Entries
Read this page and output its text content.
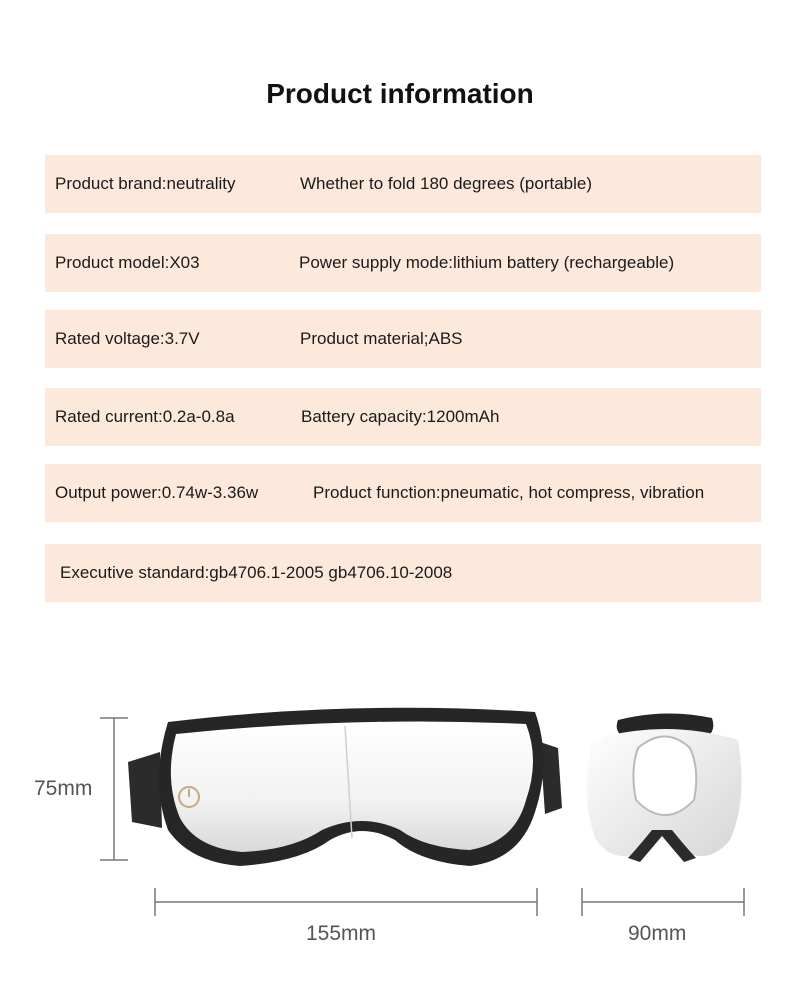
Product information
Product brand:neutrality	Whether to fold 180 degrees (portable)
Product model:X03	Power supply mode:lithium battery (rechargeable)
Rated voltage:3.7V	Product material;ABS
Rated current:0.2a-0.8a	Battery capacity:1200mAh
Output power:0.74w-3.36w	Product function:pneumatic, hot compress, vibration
Executive standard:gb4706.1-2005 gb4706.10-2008
75mm
155mm	90mm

Written request
Repeat the preceding records precisely, and leave every picture out of the copy.

Final result
Read this page and output its text content.
Product information
Product brand:neutrality	Whether to fold 180 degrees (portable)
Product model:X03	Power supply mode:lithium battery (rechargeable)
Rated voltage:3.7V	Product material;ABS
Rated current:0.2a-0.8a	Battery capacity:1200mAh
Output power:0.74w-3.36w	Product function:pneumatic, hot compress, vibration
Executive standard:gb4706.1-2005 gb4706.10-2008
75mm
155mm	90mm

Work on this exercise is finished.